= INSTRUCTIONS FOR THE TASK =
Work through the data below line by line and say how many lines hold "type"; give only the number.
─── RECORDS SHOWN ───
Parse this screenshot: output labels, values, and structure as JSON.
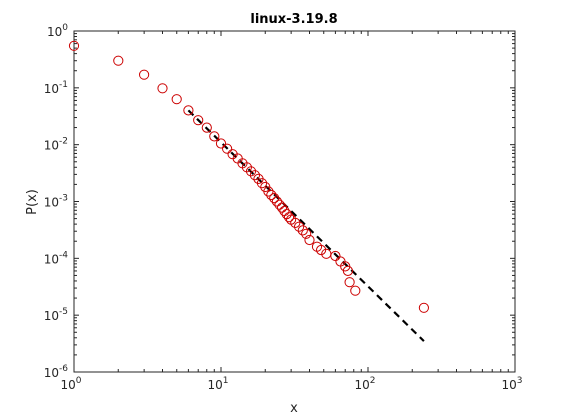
{
  "chart_data": {
    "type": "scatter",
    "title": "linux-3.19.8",
    "xlabel": "x",
    "ylabel": "P(x)",
    "xscale": "log",
    "yscale": "log",
    "xlim": [
      1,
      1000
    ],
    "ylim": [
      1e-06,
      1
    ],
    "grid": false,
    "legend": "none",
    "x_ticks": [
      {
        "value": 1,
        "base": "10",
        "exp": "0"
      },
      {
        "value": 10,
        "base": "10",
        "exp": "1"
      },
      {
        "value": 100,
        "base": "10",
        "exp": "2"
      },
      {
        "value": 1000,
        "base": "10",
        "exp": "3"
      }
    ],
    "y_ticks": [
      {
        "value": 1e-06,
        "base": "10",
        "exp": "-6"
      },
      {
        "value": 1e-05,
        "base": "10",
        "exp": "-5"
      },
      {
        "value": 0.0001,
        "base": "10",
        "exp": "-4"
      },
      {
        "value": 0.001,
        "base": "10",
        "exp": "-3"
      },
      {
        "value": 0.01,
        "base": "10",
        "exp": "-2"
      },
      {
        "value": 0.1,
        "base": "10",
        "exp": "-1"
      },
      {
        "value": 1,
        "base": "10",
        "exp": "0"
      }
    ],
    "series": [
      {
        "kind": "markers",
        "marker": "circle",
        "color": "#cc0000",
        "points": [
          [
            1,
            0.55
          ],
          [
            2,
            0.3
          ],
          [
            3,
            0.17
          ],
          [
            4,
            0.098
          ],
          [
            5,
            0.063
          ],
          [
            6,
            0.04
          ],
          [
            7,
            0.027
          ],
          [
            8,
            0.02
          ],
          [
            9,
            0.014
          ],
          [
            10,
            0.0105
          ],
          [
            11,
            0.0085
          ],
          [
            12,
            0.0068
          ],
          [
            13,
            0.0057
          ],
          [
            14,
            0.0047
          ],
          [
            15,
            0.004
          ],
          [
            16,
            0.0034
          ],
          [
            17,
            0.0029
          ],
          [
            18,
            0.0025
          ],
          [
            19,
            0.0021
          ],
          [
            20,
            0.0018
          ],
          [
            21,
            0.0015
          ],
          [
            22,
            0.0013
          ],
          [
            23,
            0.00115
          ],
          [
            24,
            0.001
          ],
          [
            25,
            0.00088
          ],
          [
            26,
            0.00078
          ],
          [
            27,
            0.00068
          ],
          [
            28,
            0.0006
          ],
          [
            29,
            0.00053
          ],
          [
            30,
            0.00048
          ],
          [
            32,
            0.00042
          ],
          [
            34,
            0.00036
          ],
          [
            36,
            0.00031
          ],
          [
            38,
            0.00027
          ],
          [
            40,
            0.00021
          ],
          [
            45,
            0.00016
          ],
          [
            48,
            0.00014
          ],
          [
            52,
            0.00012
          ],
          [
            60,
            0.00011
          ],
          [
            65,
            8.8e-05
          ],
          [
            70,
            7.2e-05
          ],
          [
            73,
            6e-05
          ],
          [
            75,
            3.8e-05
          ],
          [
            82,
            2.7e-05
          ],
          [
            240,
            1.35e-05
          ]
        ]
      },
      {
        "kind": "fit-line",
        "style": "dashed",
        "color": "#000000",
        "points": [
          [
            6,
            0.04
          ],
          [
            240,
            3.5e-06
          ]
        ]
      }
    ]
  }
}
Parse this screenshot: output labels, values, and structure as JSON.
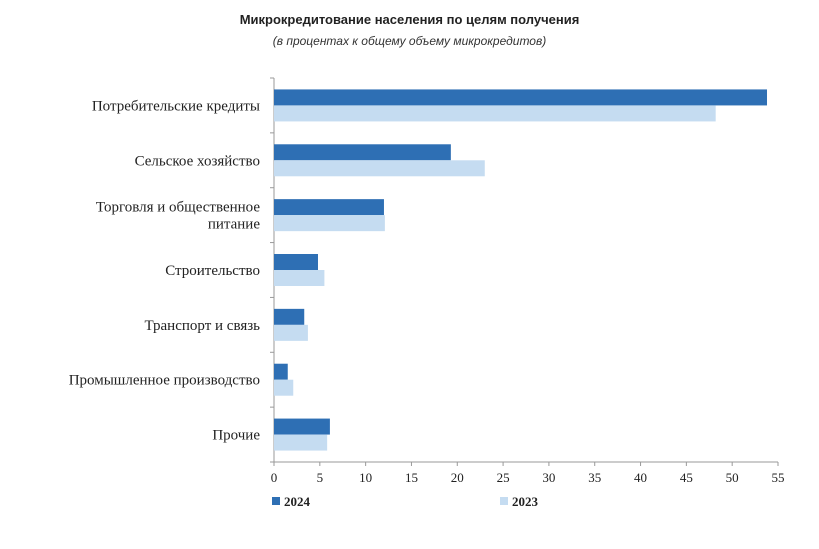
{
  "chart_data": {
    "type": "bar",
    "orientation": "horizontal",
    "title": "Микрокредитование населения по целям получения",
    "subtitle": "(в процентах к общему объему микрокредитов)",
    "categories": [
      [
        "Потребительские кредиты"
      ],
      [
        "Сельское хозяйство"
      ],
      [
        "Торговля и общественное",
        "питание"
      ],
      [
        "Строительство"
      ],
      [
        "Транспорт и связь"
      ],
      [
        "Промышленное производство"
      ],
      [
        "Прочие"
      ]
    ],
    "series": [
      {
        "name": "2024",
        "color": "#2e6fb4",
        "values": [
          53.8,
          19.3,
          12.0,
          4.8,
          3.3,
          1.5,
          6.1
        ]
      },
      {
        "name": "2023",
        "color": "#c5dcf1",
        "values": [
          48.2,
          23.0,
          12.1,
          5.5,
          3.7,
          2.1,
          5.8
        ]
      }
    ],
    "xlim": [
      0,
      55
    ],
    "xticks": [
      0,
      5,
      10,
      15,
      20,
      25,
      30,
      35,
      40,
      45,
      50,
      55
    ],
    "legend": "bottom"
  }
}
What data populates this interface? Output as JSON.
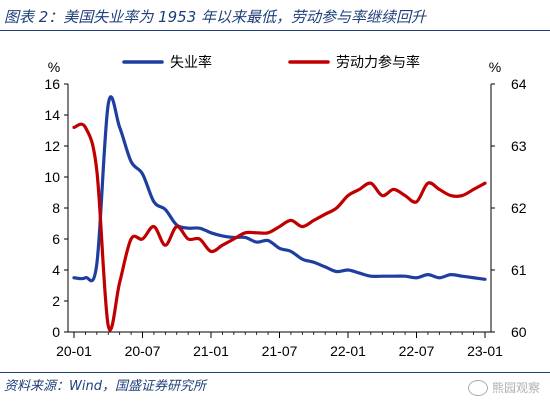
{
  "title": "图表 2：美国失业率为 1953 年以来最低，劳动参与率继续回升",
  "source": "资料来源：Wind，国盛证券研究所",
  "watermark": "熊园观察",
  "chart_data": {
    "type": "line",
    "left_axis_unit": "%",
    "right_axis_unit": "%",
    "left_ylim": [
      0,
      16
    ],
    "left_yticks": [
      0,
      2,
      4,
      6,
      8,
      10,
      12,
      14,
      16
    ],
    "right_ylim": [
      60,
      64
    ],
    "right_yticks": [
      60,
      61,
      62,
      63,
      64
    ],
    "x_tick_labels": [
      "20-01",
      "20-07",
      "21-01",
      "21-07",
      "22-01",
      "22-07",
      "23-01"
    ],
    "x_tick_index": [
      0,
      6,
      12,
      18,
      24,
      30,
      36
    ],
    "legend_position": "top-center",
    "grid": false,
    "x": [
      "20-01",
      "20-02",
      "20-03",
      "20-04",
      "20-05",
      "20-06",
      "20-07",
      "20-08",
      "20-09",
      "20-10",
      "20-11",
      "20-12",
      "21-01",
      "21-02",
      "21-03",
      "21-04",
      "21-05",
      "21-06",
      "21-07",
      "21-08",
      "21-09",
      "21-10",
      "21-11",
      "21-12",
      "22-01",
      "22-02",
      "22-03",
      "22-04",
      "22-05",
      "22-06",
      "22-07",
      "22-08",
      "22-09",
      "22-10",
      "22-11",
      "22-12",
      "23-01"
    ],
    "series": [
      {
        "name": "失业率",
        "axis": "left",
        "color": "#1f3fa0",
        "values": [
          3.5,
          3.5,
          4.4,
          14.7,
          13.2,
          11.0,
          10.2,
          8.4,
          7.9,
          6.9,
          6.7,
          6.7,
          6.4,
          6.2,
          6.1,
          6.1,
          5.8,
          5.9,
          5.4,
          5.2,
          4.7,
          4.5,
          4.2,
          3.9,
          4.0,
          3.8,
          3.6,
          3.6,
          3.6,
          3.6,
          3.5,
          3.7,
          3.5,
          3.7,
          3.6,
          3.5,
          3.4
        ]
      },
      {
        "name": "劳动力参与率",
        "axis": "right",
        "color": "#c00000",
        "values": [
          63.3,
          63.3,
          62.6,
          60.1,
          60.8,
          61.5,
          61.5,
          61.7,
          61.4,
          61.7,
          61.5,
          61.5,
          61.3,
          61.4,
          61.5,
          61.6,
          61.6,
          61.6,
          61.7,
          61.8,
          61.7,
          61.8,
          61.9,
          62.0,
          62.2,
          62.3,
          62.4,
          62.2,
          62.3,
          62.2,
          62.1,
          62.4,
          62.3,
          62.2,
          62.2,
          62.3,
          62.4
        ]
      }
    ]
  }
}
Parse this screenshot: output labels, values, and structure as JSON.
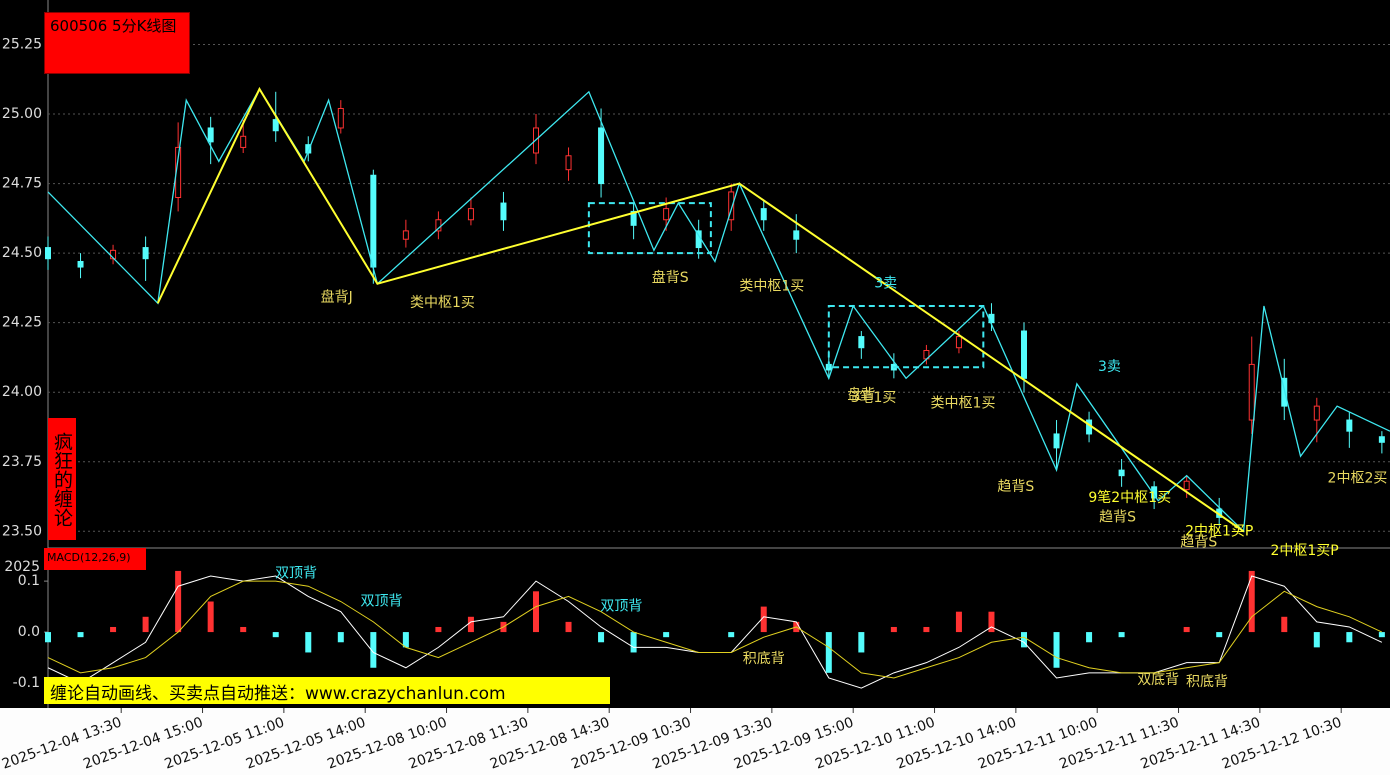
{
  "banner": "缠论自动画线、买卖点自动推送：www.crazychanlun.com",
  "chart_data": [
    {
      "type": "candlestick",
      "title": "600506 5分K线图",
      "side_label": "疯狂的缠论",
      "xlim": [
        0,
        330
      ],
      "ylim": [
        23.44,
        25.41
      ],
      "yticks": [
        25.25,
        {
          "value": 25,
          "label": "25.00"
        },
        24.75,
        {
          "value": 24.5,
          "label": "24.50"
        },
        24.25,
        {
          "value": 24,
          "label": "24.00"
        },
        23.75,
        {
          "value": 23.5,
          "label": "23.50"
        }
      ],
      "grid": true,
      "up_color": "#ff3232",
      "down_color": "#54fcfc",
      "candles": {
        "x": [
          0,
          8,
          16,
          24,
          32,
          40,
          48,
          56,
          64,
          72,
          80,
          88,
          96,
          104,
          112,
          120,
          128,
          136,
          144,
          152,
          160,
          168,
          176,
          184,
          192,
          200,
          208,
          216,
          224,
          232,
          240,
          248,
          256,
          264,
          272,
          280,
          288,
          296,
          304,
          312,
          320,
          328
        ],
        "open": [
          24.52,
          24.47,
          24.48,
          24.52,
          24.7,
          24.95,
          24.88,
          24.98,
          24.89,
          24.95,
          24.78,
          24.55,
          24.58,
          24.62,
          24.68,
          24.86,
          24.8,
          24.95,
          24.65,
          24.62,
          24.58,
          24.62,
          24.66,
          24.58,
          24.1,
          24.2,
          24.1,
          24.12,
          24.16,
          24.28,
          24.22,
          23.85,
          23.9,
          23.72,
          23.66,
          23.65,
          23.58,
          23.9,
          24.05,
          23.9,
          23.9,
          23.84
        ],
        "high": [
          24.56,
          24.5,
          24.53,
          24.56,
          24.97,
          24.99,
          24.98,
          25.08,
          24.92,
          25.05,
          24.8,
          24.62,
          24.65,
          24.7,
          24.72,
          25.0,
          24.88,
          25.02,
          24.68,
          24.7,
          24.62,
          24.75,
          24.69,
          24.64,
          24.15,
          24.22,
          24.14,
          24.17,
          24.22,
          24.32,
          24.25,
          23.9,
          23.93,
          23.76,
          23.68,
          23.7,
          23.62,
          24.2,
          24.12,
          23.98,
          23.93,
          23.86
        ],
        "low": [
          24.44,
          24.41,
          24.46,
          24.4,
          24.65,
          24.82,
          24.86,
          24.9,
          24.83,
          24.93,
          24.39,
          24.52,
          24.55,
          24.6,
          24.58,
          24.82,
          24.76,
          24.7,
          24.55,
          24.58,
          24.48,
          24.58,
          24.58,
          24.5,
          24.05,
          24.12,
          24.05,
          24.1,
          24.14,
          24.22,
          24.0,
          23.72,
          23.82,
          23.66,
          23.58,
          23.62,
          23.52,
          23.85,
          23.9,
          23.82,
          23.8,
          23.78
        ],
        "close": [
          24.48,
          24.45,
          24.51,
          24.48,
          24.88,
          24.9,
          24.92,
          24.94,
          24.86,
          25.02,
          24.45,
          24.58,
          24.62,
          24.66,
          24.62,
          24.95,
          24.85,
          24.75,
          24.6,
          24.66,
          24.52,
          24.72,
          24.62,
          24.55,
          24.08,
          24.16,
          24.08,
          24.15,
          24.2,
          24.25,
          24.05,
          23.8,
          23.85,
          23.7,
          23.62,
          23.68,
          23.55,
          24.1,
          23.95,
          23.95,
          23.86,
          23.82
        ]
      },
      "lines": [
        {
          "color": "#3ee8f0",
          "x": [
            0,
            27,
            34,
            42,
            52,
            63,
            69,
            81,
            133,
            149,
            155,
            164,
            170,
            192,
            198,
            211,
            230,
            248,
            253,
            273,
            280,
            294,
            299,
            308,
            317,
            330
          ],
          "values": [
            24.72,
            24.32,
            25.05,
            24.83,
            25.09,
            24.83,
            25.05,
            24.39,
            25.08,
            24.51,
            24.68,
            24.47,
            24.75,
            24.05,
            24.31,
            24.05,
            24.31,
            23.72,
            24.03,
            23.61,
            23.7,
            23.5,
            24.31,
            23.77,
            23.95,
            23.86
          ]
        },
        {
          "color": "#ffff30",
          "x": [
            27,
            52,
            81,
            170,
            294
          ],
          "values": [
            24.32,
            25.09,
            24.39,
            24.75,
            23.5
          ]
        }
      ],
      "boxes": [
        {
          "color": "#3ee8f0",
          "xlim": [
            133,
            163
          ],
          "ylim": [
            24.5,
            24.68
          ]
        },
        {
          "color": "#3ee8f0",
          "xlim": [
            192,
            230
          ],
          "ylim": [
            24.09,
            24.31
          ]
        }
      ],
      "annotations": [
        {
          "text": "盘背J",
          "x": 71,
          "y": 24.34,
          "color": "#e8d860"
        },
        {
          "text": "类中枢1买",
          "x": 97,
          "y": 24.32,
          "color": "#e8d860"
        },
        {
          "text": "盘背S",
          "x": 153,
          "y": 24.41,
          "color": "#e8d860"
        },
        {
          "text": "类中枢1买",
          "x": 178,
          "y": 24.38,
          "color": "#e8d860"
        },
        {
          "text": "3卖",
          "x": 206,
          "y": 24.39,
          "color": "#3ee8f0"
        },
        {
          "text": "盘背",
          "x": 200,
          "y": 23.99,
          "color": "#e8d860"
        },
        {
          "text": "3笔1买",
          "x": 203,
          "y": 23.98,
          "color": "#e8d860"
        },
        {
          "text": "类中枢1买",
          "x": 225,
          "y": 23.96,
          "color": "#e8d860"
        },
        {
          "text": "3卖",
          "x": 261,
          "y": 24.09,
          "color": "#3ee8f0"
        },
        {
          "text": "趋背S",
          "x": 238,
          "y": 23.66,
          "color": "#e8d860"
        },
        {
          "text": "9笔2中枢1买",
          "x": 266,
          "y": 23.62,
          "color": "#ffff30"
        },
        {
          "text": "趋背S",
          "x": 263,
          "y": 23.55,
          "color": "#e8d860"
        },
        {
          "text": "2中枢1买P",
          "x": 288,
          "y": 23.5,
          "color": "#ffff30"
        },
        {
          "text": "趋背S",
          "x": 283,
          "y": 23.46,
          "color": "#e8d860"
        },
        {
          "text": "2中枢1买P",
          "x": 309,
          "y": 23.43,
          "color": "#ffff30"
        },
        {
          "text": "2中枢2买",
          "x": 322,
          "y": 23.69,
          "color": "#e8d860"
        }
      ]
    },
    {
      "type": "macd",
      "title": "MACD(12,26,9)",
      "corner_text": "2025",
      "xlim": [
        0,
        330
      ],
      "ylim": [
        -0.149,
        0.165
      ],
      "yticks": [
        0.1,
        {
          "value": 0,
          "label": "0.0"
        },
        -0.1
      ],
      "xticks": [
        {
          "value": 18,
          "label": "2025-12-04 13:30"
        },
        {
          "value": 38,
          "label": "2025-12-04 15:00"
        },
        {
          "value": 58,
          "label": "2025-12-05 11:00"
        },
        {
          "value": 78,
          "label": "2025-12-05 14:00"
        },
        {
          "value": 98,
          "label": "2025-12-08 10:00"
        },
        {
          "value": 118,
          "label": "2025-12-08 11:30"
        },
        {
          "value": 138,
          "label": "2025-12-08 14:30"
        },
        {
          "value": 158,
          "label": "2025-12-09 10:30"
        },
        {
          "value": 178,
          "label": "2025-12-09 13:30"
        },
        {
          "value": 198,
          "label": "2025-12-09 15:00"
        },
        {
          "value": 218,
          "label": "2025-12-10 11:00"
        },
        {
          "value": 238,
          "label": "2025-12-10 14:00"
        },
        {
          "value": 258,
          "label": "2025-12-11 10:00"
        },
        {
          "value": 278,
          "label": "2025-12-11 11:30"
        },
        {
          "value": 298,
          "label": "2025-12-11 14:30"
        },
        {
          "value": 318,
          "label": "2025-12-12 10:30"
        }
      ],
      "x": [
        0,
        8,
        16,
        24,
        32,
        40,
        48,
        56,
        64,
        72,
        80,
        88,
        96,
        104,
        112,
        120,
        128,
        136,
        144,
        152,
        160,
        168,
        176,
        184,
        192,
        200,
        208,
        216,
        224,
        232,
        240,
        248,
        256,
        264,
        272,
        280,
        288,
        296,
        304,
        312,
        320,
        328
      ],
      "histogram": [
        -0.02,
        -0.01,
        0.01,
        0.03,
        0.12,
        0.06,
        0.01,
        -0.01,
        -0.04,
        -0.02,
        -0.07,
        -0.03,
        0.01,
        0.03,
        0.02,
        0.08,
        0.02,
        -0.02,
        -0.04,
        -0.01,
        0.0,
        -0.01,
        0.05,
        0.02,
        -0.08,
        -0.04,
        0.01,
        0.01,
        0.04,
        0.04,
        -0.03,
        -0.07,
        -0.02,
        -0.01,
        0.0,
        0.01,
        -0.01,
        0.12,
        0.03,
        -0.03,
        -0.02,
        -0.01
      ],
      "up_color": "#ff3232",
      "down_color": "#54fcfc",
      "series": [
        {
          "color": "#ffffff",
          "values": [
            -0.07,
            -0.1,
            -0.06,
            -0.02,
            0.09,
            0.11,
            0.1,
            0.11,
            0.07,
            0.04,
            -0.04,
            -0.07,
            -0.03,
            0.02,
            0.03,
            0.1,
            0.06,
            0.01,
            -0.03,
            -0.03,
            -0.04,
            -0.04,
            0.03,
            0.02,
            -0.09,
            -0.11,
            -0.08,
            -0.06,
            -0.03,
            0.01,
            -0.02,
            -0.09,
            -0.08,
            -0.08,
            -0.08,
            -0.06,
            -0.06,
            0.11,
            0.09,
            0.02,
            0.01,
            -0.02
          ]
        },
        {
          "color": "#e0d020",
          "values": [
            -0.05,
            -0.08,
            -0.07,
            -0.05,
            0.0,
            0.07,
            0.1,
            0.1,
            0.09,
            0.06,
            0.02,
            -0.03,
            -0.05,
            -0.02,
            0.01,
            0.05,
            0.07,
            0.04,
            0.0,
            -0.02,
            -0.04,
            -0.04,
            -0.01,
            0.01,
            -0.03,
            -0.08,
            -0.09,
            -0.07,
            -0.05,
            -0.02,
            -0.01,
            -0.05,
            -0.07,
            -0.08,
            -0.08,
            -0.07,
            -0.06,
            0.03,
            0.08,
            0.05,
            0.03,
            0.0
          ]
        }
      ],
      "annotations": [
        {
          "text": "双顶背",
          "x": 61,
          "y": 0.115,
          "color": "#3ee8f0"
        },
        {
          "text": "双顶背",
          "x": 82,
          "y": 0.06,
          "color": "#3ee8f0"
        },
        {
          "text": "双顶背",
          "x": 141,
          "y": 0.05,
          "color": "#3ee8f0"
        },
        {
          "text": "积底背",
          "x": 176,
          "y": -0.053,
          "color": "#e8d860"
        },
        {
          "text": "双底背",
          "x": 273,
          "y": -0.094,
          "color": "#e8d860"
        },
        {
          "text": "积底背",
          "x": 285,
          "y": -0.098,
          "color": "#e8d860"
        }
      ]
    }
  ]
}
───
= WRITTEN RESPONSE =
5